**Task to carry out**
Write the next part of the court judgment excerpt about the police patrol and the shooting, picking up after its last sentence.

**Excerpted passage**
--

The patrol consisted of seven persons under the command of Inspector Mokobela. Of the police officers only one, the

2
Appellant, carried a firearm. He had been issued with an AK47 rifle and twenty cartridges. The other policemen had batons only. An AK47 may be adjusted in such a way as to produce a single shot on pressing the trigger or, at the option of the person operating it, to fire on an automatic basis until the trigger is released or the magazine emptied.
The events which occurred after the police patrol arrived at the Moroka yard are, even on the State evidence, far from clear. We were told by Mrs. Dambe who prosecuted on behalf of the State that it was decided to call certain villagers and certain police officers to give evidence as to what happened immediately before and at the time of the shooting of the deceased. The prosecution was aware of serious discrepancies between the statements of witnesses but decided on this course because it could not determine which of the two conflicting versions was the correct one. In the circumstances it may well have been the proper thing to do.

--

**Extracted material**
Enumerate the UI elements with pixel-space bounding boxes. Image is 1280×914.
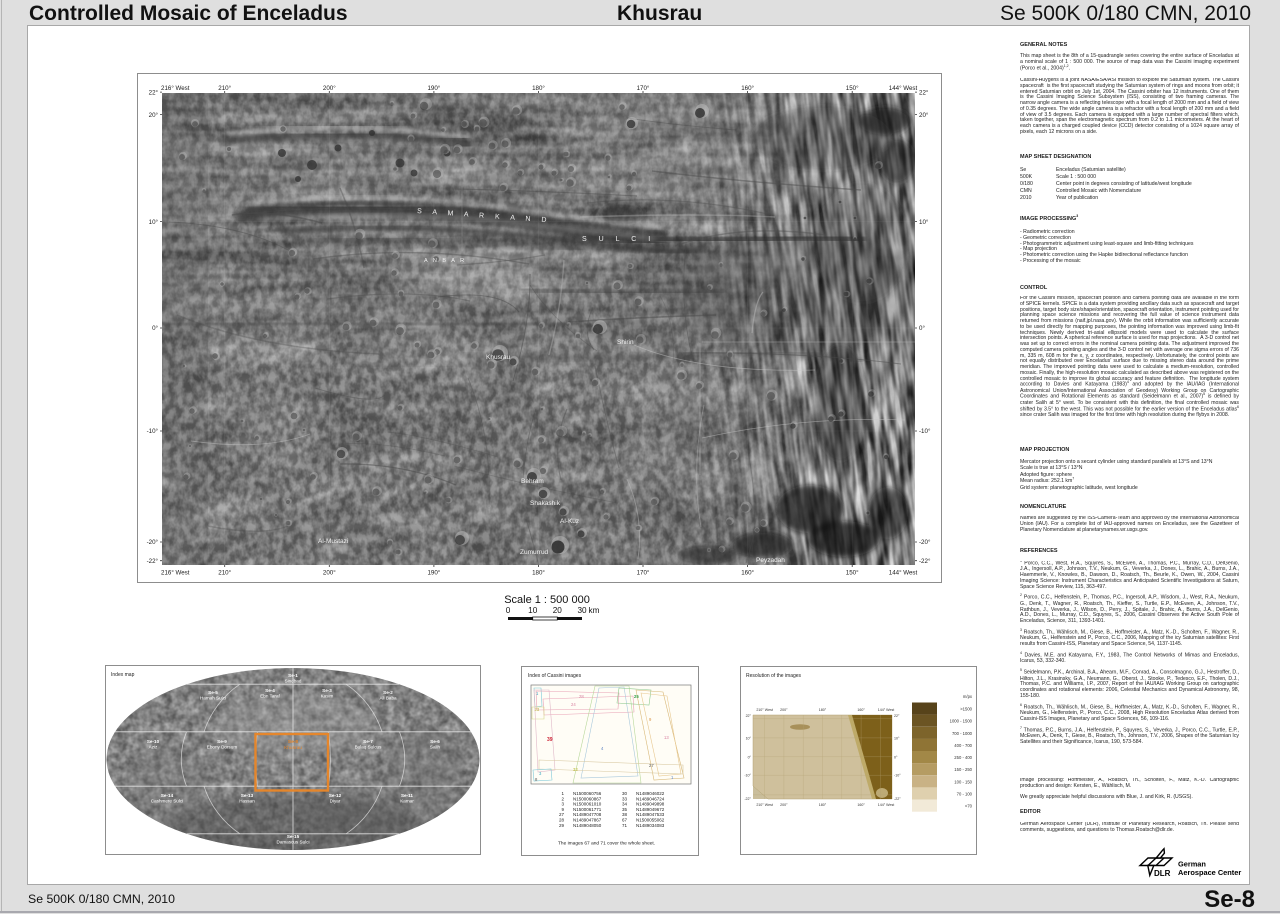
svg-text:Se-4: Se-4: [265, 688, 275, 693]
svg-text:39: 39: [547, 737, 553, 743]
svg-text:13: 13: [664, 735, 669, 740]
svg-text:200°: 200°: [323, 85, 336, 92]
svg-text:160°: 160°: [857, 803, 865, 807]
svg-text:100 - 150: 100 - 150: [954, 779, 972, 784]
svg-text:190°: 190°: [427, 570, 440, 577]
svg-text:Aziz: Aziz: [149, 745, 158, 750]
svg-text:Se-13: Se-13: [241, 793, 254, 798]
svg-text:-22°: -22°: [147, 558, 159, 565]
svg-text:33: 33: [573, 767, 578, 772]
svg-text:38: 38: [622, 812, 628, 817]
svg-text:The images 67 and 71 cover the: The images 67 and 71 cover the whole she…: [558, 841, 655, 847]
svg-text:Salih: Salih: [430, 745, 441, 750]
svg-text:30: 30: [577, 606, 587, 615]
svg-text:Se-2: Se-2: [383, 690, 393, 695]
svg-text:0°: 0°: [748, 755, 752, 759]
svg-text:DLR: DLR: [1154, 869, 1171, 878]
svg-text:180°: 180°: [819, 803, 827, 807]
svg-text:150 - 250: 150 - 250: [954, 767, 972, 772]
svg-text:N1489046724: N1489046724: [636, 796, 665, 801]
svg-text:216° West: 216° West: [161, 570, 190, 577]
svg-text:Se-12: Se-12: [329, 793, 342, 798]
svg-text:200°: 200°: [780, 708, 788, 712]
svg-text:180°: 180°: [532, 85, 545, 92]
svg-text:Cashmere Sulci: Cashmere Sulci: [151, 799, 183, 804]
svg-text:N1489047867: N1489047867: [573, 818, 602, 823]
svg-text:Aerospace Center: Aerospace Center: [1178, 868, 1241, 877]
svg-text:250 - 400: 250 - 400: [954, 755, 972, 760]
svg-text:23: 23: [535, 707, 540, 712]
svg-text:-10°: -10°: [744, 774, 751, 778]
svg-text:10: 10: [528, 606, 538, 615]
svg-text:0°: 0°: [919, 325, 925, 332]
svg-text:210°: 210°: [218, 85, 231, 92]
svg-text:33: 33: [622, 796, 628, 801]
svg-text:0°: 0°: [894, 755, 898, 759]
svg-text:29: 29: [559, 823, 565, 828]
svg-text:27: 27: [559, 812, 565, 817]
svg-text:30: 30: [622, 791, 628, 796]
svg-text:0°: 0°: [152, 325, 158, 332]
svg-text:150°: 150°: [846, 570, 859, 577]
svg-text:10°: 10°: [746, 736, 752, 740]
svg-text:Index map: Index map: [111, 672, 135, 678]
svg-text:160°: 160°: [741, 570, 754, 577]
svg-text:<70: <70: [965, 804, 973, 809]
svg-text:-22°: -22°: [744, 797, 751, 801]
svg-text:20°: 20°: [149, 112, 159, 119]
svg-text:35: 35: [622, 807, 628, 812]
svg-text:-10°: -10°: [894, 774, 901, 778]
svg-text:-20°: -20°: [919, 539, 931, 546]
svg-text:210° West: 210° West: [756, 708, 773, 712]
svg-text:Ali Baba: Ali Baba: [379, 696, 397, 701]
svg-text:Ebony Dorsum: Ebony Dorsum: [207, 745, 238, 750]
svg-text:144° West: 144° West: [889, 85, 918, 92]
svg-text:N1489047708: N1489047708: [573, 812, 602, 817]
svg-text:N1489047533: N1489047533: [636, 812, 665, 817]
svg-text:N1489048050: N1489048050: [573, 823, 602, 828]
svg-text:22°: 22°: [919, 90, 929, 97]
svg-text:Damascus Sulci: Damascus Sulci: [277, 840, 310, 845]
svg-text:10°: 10°: [149, 219, 159, 226]
svg-text:Se-8: Se-8: [288, 739, 298, 745]
svg-text:20: 20: [553, 606, 563, 615]
svg-text:180°: 180°: [532, 570, 545, 577]
svg-text:Resolution of the images: Resolution of the images: [746, 673, 802, 679]
svg-text:N1500061010: N1500061010: [573, 802, 602, 807]
svg-text:67: 67: [622, 818, 628, 823]
svg-text:Sindbad: Sindbad: [285, 679, 302, 684]
svg-text:700 - 1000: 700 - 1000: [952, 731, 973, 736]
svg-text:150°: 150°: [846, 85, 859, 92]
svg-text:Se-10: Se-10: [147, 739, 160, 744]
svg-text:Bulaq Sulcus: Bulaq Sulcus: [355, 745, 383, 750]
svg-text:28: 28: [579, 694, 584, 699]
svg-text:N1489049898: N1489049898: [636, 802, 665, 807]
svg-text:Se-14: Se-14: [161, 793, 174, 798]
svg-text:10°: 10°: [894, 736, 900, 740]
svg-text:-22°: -22°: [894, 797, 901, 801]
svg-text:200°: 200°: [780, 803, 788, 807]
svg-text:0: 0: [506, 606, 511, 615]
svg-text:m/px: m/px: [963, 694, 973, 699]
svg-text:-10°: -10°: [919, 428, 931, 435]
svg-text:N1489046022: N1489046022: [636, 791, 665, 796]
svg-text:Se-9: Se-9: [217, 739, 227, 744]
svg-text:Kamar: Kamar: [400, 799, 414, 804]
svg-text:N1489049672: N1489049672: [636, 807, 665, 812]
svg-text:1000 - 1500: 1000 - 1500: [950, 719, 973, 724]
svg-text:144° West: 144° West: [889, 570, 918, 577]
svg-text:20°: 20°: [919, 112, 929, 119]
svg-text:-20°: -20°: [147, 539, 159, 546]
svg-text:170°: 170°: [637, 85, 650, 92]
svg-text:-10°: -10°: [147, 428, 159, 435]
svg-text:km: km: [589, 606, 600, 615]
svg-text:70 - 100: 70 - 100: [957, 791, 973, 796]
svg-text:400 - 700: 400 - 700: [954, 743, 972, 748]
svg-text:Index of Cassini images: Index of Cassini images: [528, 673, 582, 679]
svg-text:180°: 180°: [819, 708, 827, 712]
svg-text:210°: 210°: [218, 570, 231, 577]
svg-text:Ebn Taraf: Ebn Taraf: [260, 694, 280, 699]
svg-text:Se-3: Se-3: [322, 688, 332, 693]
svg-text:Se-1: Se-1: [288, 673, 298, 678]
svg-text:10°: 10°: [919, 219, 929, 226]
svg-text:24: 24: [571, 702, 576, 707]
svg-text:34: 34: [622, 802, 628, 807]
svg-text:144° West: 144° West: [878, 803, 895, 807]
svg-text:Se-15: Se-15: [287, 834, 300, 839]
svg-text:Se-6: Se-6: [430, 739, 440, 744]
svg-text:Khusrau: Khusrau: [284, 745, 302, 751]
svg-text:28: 28: [559, 818, 565, 823]
svg-text:N1489034083: N1489034083: [636, 823, 665, 828]
svg-text:190°: 190°: [427, 85, 440, 92]
svg-text:N1500055062: N1500055062: [636, 818, 665, 823]
svg-text:Kasim: Kasim: [321, 694, 334, 699]
svg-text:Se-5: Se-5: [208, 690, 218, 695]
svg-text:22°: 22°: [894, 714, 900, 718]
svg-text:200°: 200°: [323, 570, 336, 577]
svg-text:170°: 170°: [637, 570, 650, 577]
svg-text:160°: 160°: [741, 85, 754, 92]
svg-text:22°: 22°: [149, 90, 159, 97]
svg-text:N1500060867: N1500060867: [573, 796, 602, 801]
svg-text:160°: 160°: [857, 708, 865, 712]
svg-text:216° West: 216° West: [161, 85, 190, 92]
svg-text:210° West: 210° West: [756, 803, 773, 807]
svg-text:144° West: 144° West: [878, 708, 895, 712]
svg-text:22°: 22°: [746, 714, 752, 718]
svg-text:Se-11: Se-11: [401, 793, 413, 798]
svg-text:Hassan: Hassan: [239, 799, 255, 804]
svg-text:71: 71: [622, 823, 628, 828]
svg-text:Diyar: Diyar: [330, 799, 341, 804]
svg-text:Se-7: Se-7: [363, 739, 373, 744]
svg-text:>1500: >1500: [960, 707, 972, 712]
svg-text:27: 27: [649, 763, 654, 768]
svg-text:25: 25: [634, 694, 639, 699]
svg-text:N1500060756: N1500060756: [573, 791, 602, 796]
svg-text:N1500061771: N1500061771: [573, 807, 602, 812]
svg-text:Hamah Sulci: Hamah Sulci: [200, 696, 226, 701]
svg-text:-22°: -22°: [919, 558, 931, 565]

--

**Response to this exercise**
However, the adoption of what was broadly a two-pronged mutually destructive approach by the prosecution effectively required of the Court that it should make findings as to which of the two versions it accepted and give reasons for so doing. The trial Court had the great advantage of seeing and hearing the witnesses. The learned Judge should have examined the evidence of each witness in either group with a critical eye and come to a conclusion as to the relative reliability of each of them;as to which facts should be accepted and then set out in the judgment the reasons for coming to such conclusion. The necessity for a reasoned statement of which of the two versions

3 and the evidence of which witnesses should be accepted was in the present case of the utmost importance because, on the version of the majority of villagers, the Appellant was guilty of the cold blooded murder of Binto whereas, on the police version, he had been guilty of shooting the deceased in circumstances amounting to the use of excessive force to effect an arrest or to subdue the Appellant who was attempting to escape from lawful detention, so rendering himself liable to conviction of the crime of manslaughter. Unfortunately the learned Judge did none of these things. All that this Court knows is that the learned Judge must have rejected the evidence of the Appellant because he found him guilty of murder, but what part of the State ' evidence was accepted by the learned Judge in coming to this decision remains obscure because one does not know what version of the State witnesses was used by him to reach the verdict he did.
Mr. Hannon, S.C. who appeared for the Appellant, wisely it would seem, did not attempt to support the version of the Appellant. He, however, urged upon this Court to approach the appeal on the assumption that the State evidence most favourable to the Appellant should be accepted since no assistance was provided by the Judge who heard the case. There seems to be merit in this approach. I will proceed by giving a short outline of the evidence for the State and the Appellant.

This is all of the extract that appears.